→ **Instructions for the task**: Reproduce every entry exactly as shown.

→ **Material**:
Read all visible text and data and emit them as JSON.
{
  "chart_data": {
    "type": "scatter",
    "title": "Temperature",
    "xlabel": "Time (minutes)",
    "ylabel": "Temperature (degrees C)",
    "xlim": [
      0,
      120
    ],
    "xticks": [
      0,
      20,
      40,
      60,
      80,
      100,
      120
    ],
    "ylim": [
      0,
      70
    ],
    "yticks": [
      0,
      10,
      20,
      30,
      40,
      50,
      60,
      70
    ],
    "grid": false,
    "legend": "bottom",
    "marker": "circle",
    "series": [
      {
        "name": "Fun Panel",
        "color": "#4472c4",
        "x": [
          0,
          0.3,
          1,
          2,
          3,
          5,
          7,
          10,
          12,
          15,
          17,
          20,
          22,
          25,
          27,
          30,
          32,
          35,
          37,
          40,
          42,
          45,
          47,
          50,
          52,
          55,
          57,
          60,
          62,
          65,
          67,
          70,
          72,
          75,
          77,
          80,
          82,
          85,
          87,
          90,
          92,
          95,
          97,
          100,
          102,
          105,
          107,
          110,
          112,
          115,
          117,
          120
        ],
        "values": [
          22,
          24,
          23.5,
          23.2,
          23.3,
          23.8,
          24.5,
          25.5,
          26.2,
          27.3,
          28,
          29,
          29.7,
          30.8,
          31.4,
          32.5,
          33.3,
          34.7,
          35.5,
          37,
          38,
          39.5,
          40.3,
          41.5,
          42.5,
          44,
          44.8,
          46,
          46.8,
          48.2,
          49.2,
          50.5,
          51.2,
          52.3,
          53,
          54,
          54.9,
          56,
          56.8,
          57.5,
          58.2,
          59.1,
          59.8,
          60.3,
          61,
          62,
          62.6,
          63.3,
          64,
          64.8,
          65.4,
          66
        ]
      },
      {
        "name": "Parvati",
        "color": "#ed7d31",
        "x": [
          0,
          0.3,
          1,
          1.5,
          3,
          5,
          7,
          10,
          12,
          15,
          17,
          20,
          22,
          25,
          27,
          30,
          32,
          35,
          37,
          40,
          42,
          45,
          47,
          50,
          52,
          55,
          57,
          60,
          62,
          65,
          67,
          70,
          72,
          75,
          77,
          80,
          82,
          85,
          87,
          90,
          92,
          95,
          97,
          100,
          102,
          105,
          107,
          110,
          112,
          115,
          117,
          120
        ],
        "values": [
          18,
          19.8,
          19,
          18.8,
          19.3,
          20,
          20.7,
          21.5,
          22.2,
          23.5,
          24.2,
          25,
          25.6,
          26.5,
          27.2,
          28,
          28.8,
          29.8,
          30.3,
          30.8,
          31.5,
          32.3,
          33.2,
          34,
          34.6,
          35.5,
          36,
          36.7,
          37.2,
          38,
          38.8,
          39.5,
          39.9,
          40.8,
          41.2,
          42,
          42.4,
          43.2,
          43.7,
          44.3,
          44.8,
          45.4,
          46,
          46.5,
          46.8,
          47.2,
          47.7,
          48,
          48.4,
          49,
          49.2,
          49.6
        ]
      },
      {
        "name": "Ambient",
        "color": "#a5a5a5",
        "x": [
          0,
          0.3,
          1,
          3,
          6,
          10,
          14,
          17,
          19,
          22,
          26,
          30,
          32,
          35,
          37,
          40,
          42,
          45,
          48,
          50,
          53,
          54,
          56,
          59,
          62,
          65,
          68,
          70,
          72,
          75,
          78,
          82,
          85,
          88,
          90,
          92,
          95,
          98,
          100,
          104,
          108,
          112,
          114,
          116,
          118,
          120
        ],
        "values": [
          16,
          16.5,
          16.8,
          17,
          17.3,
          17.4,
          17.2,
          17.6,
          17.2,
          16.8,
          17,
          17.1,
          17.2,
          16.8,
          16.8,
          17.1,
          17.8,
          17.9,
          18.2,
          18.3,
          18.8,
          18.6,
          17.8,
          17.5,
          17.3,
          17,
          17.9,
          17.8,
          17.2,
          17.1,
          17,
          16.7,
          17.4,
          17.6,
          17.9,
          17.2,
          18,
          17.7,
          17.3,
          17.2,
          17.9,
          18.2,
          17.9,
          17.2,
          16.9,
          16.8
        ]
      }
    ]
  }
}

→ **The answer**:
Read all visible text and data and emit them as JSON.
{
  "chart_data": {
    "type": "scatter",
    "title": "Temperature",
    "xlabel": "Time (minutes)",
    "ylabel": "Temperature (degrees C)",
    "xlim": [
      0,
      120
    ],
    "xticks": [
      0,
      20,
      40,
      60,
      80,
      100,
      120
    ],
    "ylim": [
      0,
      70
    ],
    "yticks": [
      0,
      10,
      20,
      30,
      40,
      50,
      60,
      70
    ],
    "grid": false,
    "legend": "bottom",
    "marker": "circle",
    "series": [
      {
        "name": "Fun Panel",
        "color": "#4472c4",
        "x": [
          0,
          0.3,
          1,
          2,
          3,
          5,
          7,
          10,
          12,
          15,
          17,
          20,
          22,
          25,
          27,
          30,
          32,
          35,
          37,
          40,
          42,
          45,
          47,
          50,
          52,
          55,
          57,
          60,
          62,
          65,
          67,
          70,
          72,
          75,
          77,
          80,
          82,
          85,
          87,
          90,
          92,
          95,
          97,
          100,
          102,
          105,
          107,
          110,
          112,
          115,
          117,
          120
        ],
        "values": [
          22,
          24,
          23.5,
          23.2,
          23.3,
          23.8,
          24.5,
          25.5,
          26.2,
          27.3,
          28,
          29,
          29.7,
          30.8,
          31.4,
          32.5,
          33.3,
          34.7,
          35.5,
          37,
          38,
          39.5,
          40.3,
          41.5,
          42.5,
          44,
          44.8,
          46,
          46.8,
          48.2,
          49.2,
          50.5,
          51.2,
          52.3,
          53,
          54,
          54.9,
          56,
          56.8,
          57.5,
          58.2,
          59.1,
          59.8,
          60.3,
          61,
          62,
          62.6,
          63.3,
          64,
          64.8,
          65.4,
          66
        ]
      },
      {
        "name": "Parvati",
        "color": "#ed7d31",
        "x": [
          0,
          0.3,
          1,
          1.5,
          3,
          5,
          7,
          10,
          12,
          15,
          17,
          20,
          22,
          25,
          27,
          30,
          32,
          35,
          37,
          40,
          42,
          45,
          47,
          50,
          52,
          55,
          57,
          60,
          62,
          65,
          67,
          70,
          72,
          75,
          77,
          80,
          82,
          85,
          87,
          90,
          92,
          95,
          97,
          100,
          102,
          105,
          107,
          110,
          112,
          115,
          117,
          120
        ],
        "values": [
          18,
          19.8,
          19,
          18.8,
          19.3,
          20,
          20.7,
          21.5,
          22.2,
          23.5,
          24.2,
          25,
          25.6,
          26.5,
          27.2,
          28,
          28.8,
          29.8,
          30.3,
          30.8,
          31.5,
          32.3,
          33.2,
          34,
          34.6,
          35.5,
          36,
          36.7,
          37.2,
          38,
          38.8,
          39.5,
          39.9,
          40.8,
          41.2,
          42,
          42.4,
          43.2,
          43.7,
          44.3,
          44.8,
          45.4,
          46,
          46.5,
          46.8,
          47.2,
          47.7,
          48,
          48.4,
          49,
          49.2,
          49.6
        ]
      },
      {
        "name": "Ambient",
        "color": "#a5a5a5",
        "x": [
          0,
          0.3,
          1,
          3,
          6,
          10,
          14,
          17,
          19,
          22,
          26,
          30,
          32,
          35,
          37,
          40,
          42,
          45,
          48,
          50,
          53,
          54,
          56,
          59,
          62,
          65,
          68,
          70,
          72,
          75,
          78,
          82,
          85,
          88,
          90,
          92,
          95,
          98,
          100,
          104,
          108,
          112,
          114,
          116,
          118,
          120
        ],
        "values": [
          16,
          16.5,
          16.8,
          17,
          17.3,
          17.4,
          17.2,
          17.6,
          17.2,
          16.8,
          17,
          17.1,
          17.2,
          16.8,
          16.8,
          17.1,
          17.8,
          17.9,
          18.2,
          18.3,
          18.8,
          18.6,
          17.8,
          17.5,
          17.3,
          17,
          17.9,
          17.8,
          17.2,
          17.1,
          17,
          16.7,
          17.4,
          17.6,
          17.9,
          17.2,
          18,
          17.7,
          17.3,
          17.2,
          17.9,
          18.2,
          17.9,
          17.2,
          16.9,
          16.8
        ]
      }
    ]
  }
}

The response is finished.